Short exercise> Where a line holds the word "only", copy that line.

====

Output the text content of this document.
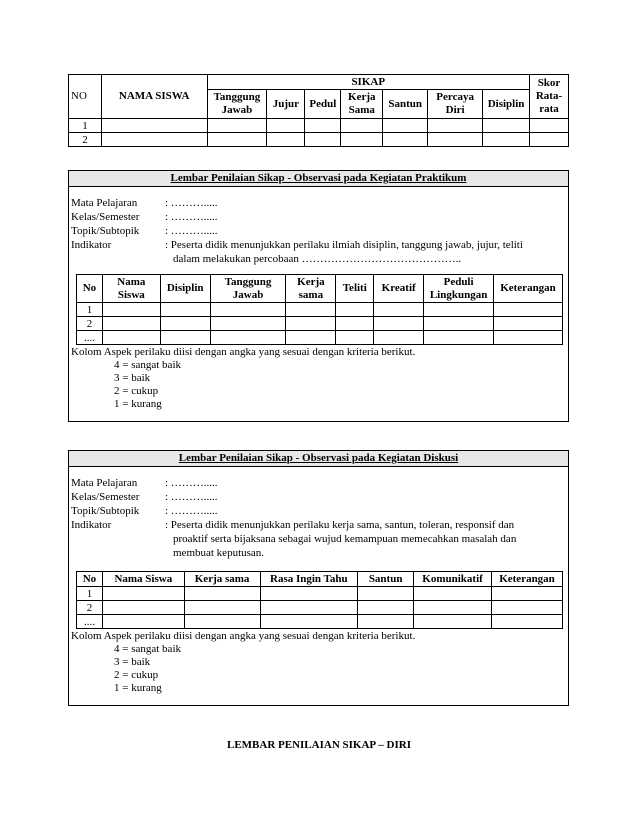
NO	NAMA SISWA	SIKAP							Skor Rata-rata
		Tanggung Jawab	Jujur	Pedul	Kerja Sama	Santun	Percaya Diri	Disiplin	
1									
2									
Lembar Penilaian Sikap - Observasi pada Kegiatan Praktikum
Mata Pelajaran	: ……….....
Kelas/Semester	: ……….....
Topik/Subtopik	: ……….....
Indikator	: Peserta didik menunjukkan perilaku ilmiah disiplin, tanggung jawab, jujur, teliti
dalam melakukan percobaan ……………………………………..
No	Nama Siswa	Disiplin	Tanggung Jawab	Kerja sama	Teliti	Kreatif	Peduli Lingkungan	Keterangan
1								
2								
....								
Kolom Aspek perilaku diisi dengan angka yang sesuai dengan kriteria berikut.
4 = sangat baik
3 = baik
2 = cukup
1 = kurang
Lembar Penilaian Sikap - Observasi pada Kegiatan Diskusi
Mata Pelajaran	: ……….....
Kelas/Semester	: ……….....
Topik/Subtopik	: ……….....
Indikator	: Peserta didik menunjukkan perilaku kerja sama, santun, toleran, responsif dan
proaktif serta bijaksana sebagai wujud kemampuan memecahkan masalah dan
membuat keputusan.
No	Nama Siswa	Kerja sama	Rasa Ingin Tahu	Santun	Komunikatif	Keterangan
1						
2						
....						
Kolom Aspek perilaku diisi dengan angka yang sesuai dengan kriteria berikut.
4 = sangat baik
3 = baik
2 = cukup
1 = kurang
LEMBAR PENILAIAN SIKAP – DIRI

====

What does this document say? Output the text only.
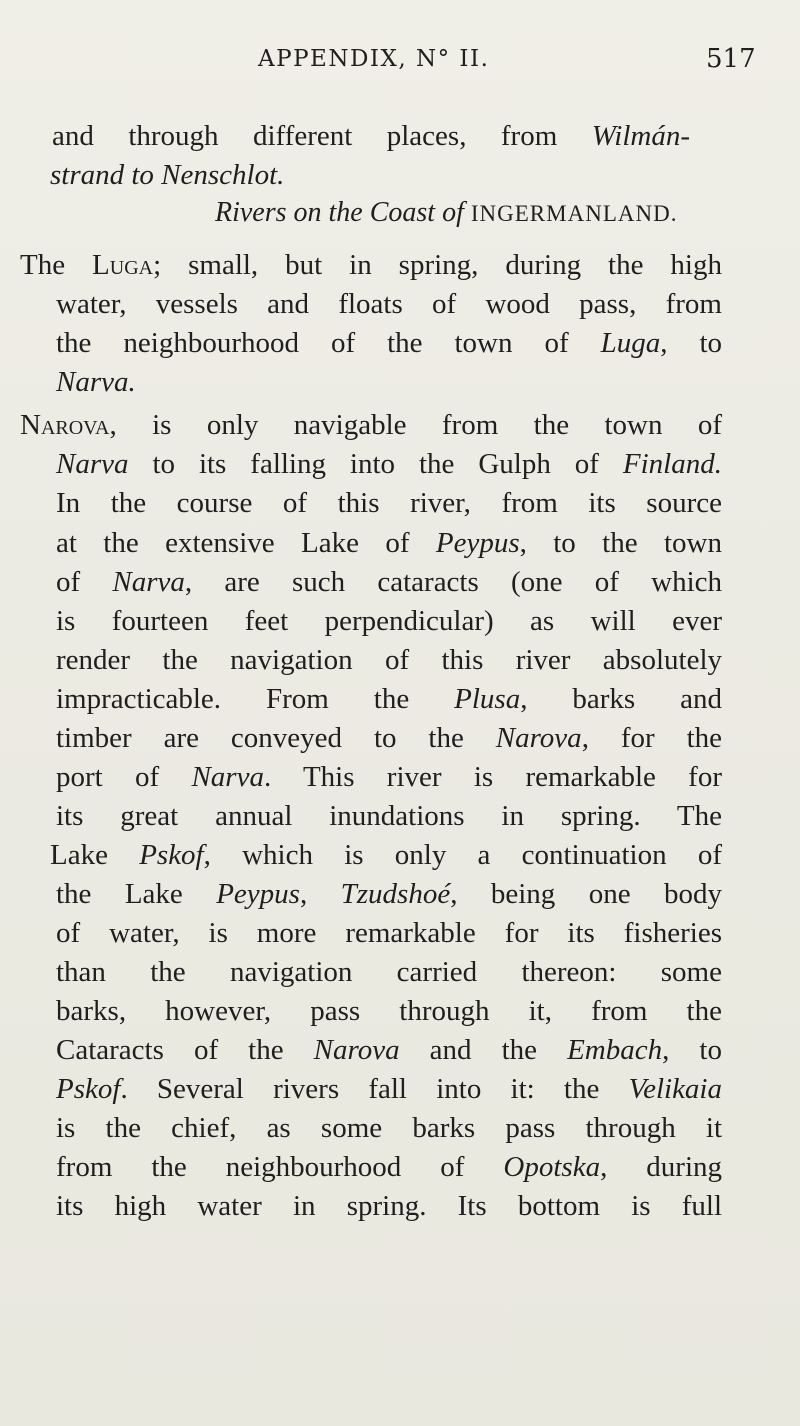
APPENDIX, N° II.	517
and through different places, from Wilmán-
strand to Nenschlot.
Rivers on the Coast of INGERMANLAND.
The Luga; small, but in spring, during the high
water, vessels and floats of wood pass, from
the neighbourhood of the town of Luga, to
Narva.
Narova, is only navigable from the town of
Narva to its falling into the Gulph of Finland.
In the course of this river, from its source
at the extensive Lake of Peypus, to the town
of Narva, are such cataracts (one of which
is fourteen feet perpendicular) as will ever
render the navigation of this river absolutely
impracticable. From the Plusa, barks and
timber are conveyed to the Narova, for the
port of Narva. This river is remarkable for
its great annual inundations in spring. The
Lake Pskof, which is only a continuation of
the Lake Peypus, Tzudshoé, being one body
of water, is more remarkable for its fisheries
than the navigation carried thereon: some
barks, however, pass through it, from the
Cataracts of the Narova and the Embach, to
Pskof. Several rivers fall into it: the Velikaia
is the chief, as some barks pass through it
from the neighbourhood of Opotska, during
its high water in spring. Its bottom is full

====

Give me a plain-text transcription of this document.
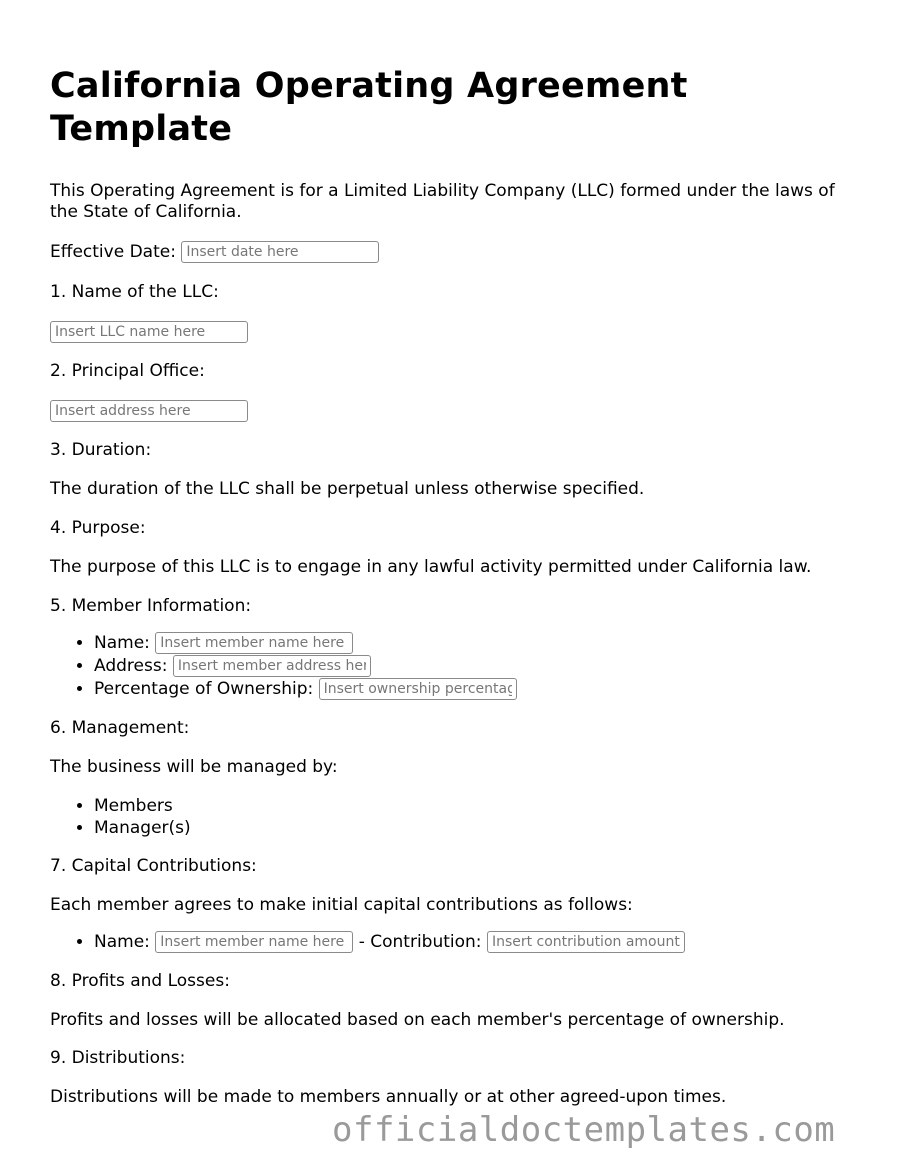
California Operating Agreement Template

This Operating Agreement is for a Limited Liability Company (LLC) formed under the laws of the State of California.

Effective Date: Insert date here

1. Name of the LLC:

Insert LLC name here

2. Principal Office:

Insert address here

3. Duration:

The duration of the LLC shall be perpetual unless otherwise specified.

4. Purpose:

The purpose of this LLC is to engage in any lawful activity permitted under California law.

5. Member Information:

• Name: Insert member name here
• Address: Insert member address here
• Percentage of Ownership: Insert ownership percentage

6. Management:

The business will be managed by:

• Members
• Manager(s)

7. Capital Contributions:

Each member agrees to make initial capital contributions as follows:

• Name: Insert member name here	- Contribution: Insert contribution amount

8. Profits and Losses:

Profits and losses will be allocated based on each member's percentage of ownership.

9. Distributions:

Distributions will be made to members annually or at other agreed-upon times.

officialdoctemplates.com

====

Solution for this task>
What does this document say? Output the text only.
Narova, is only navigable from the town of
Lake Pskof, which is only a continuation of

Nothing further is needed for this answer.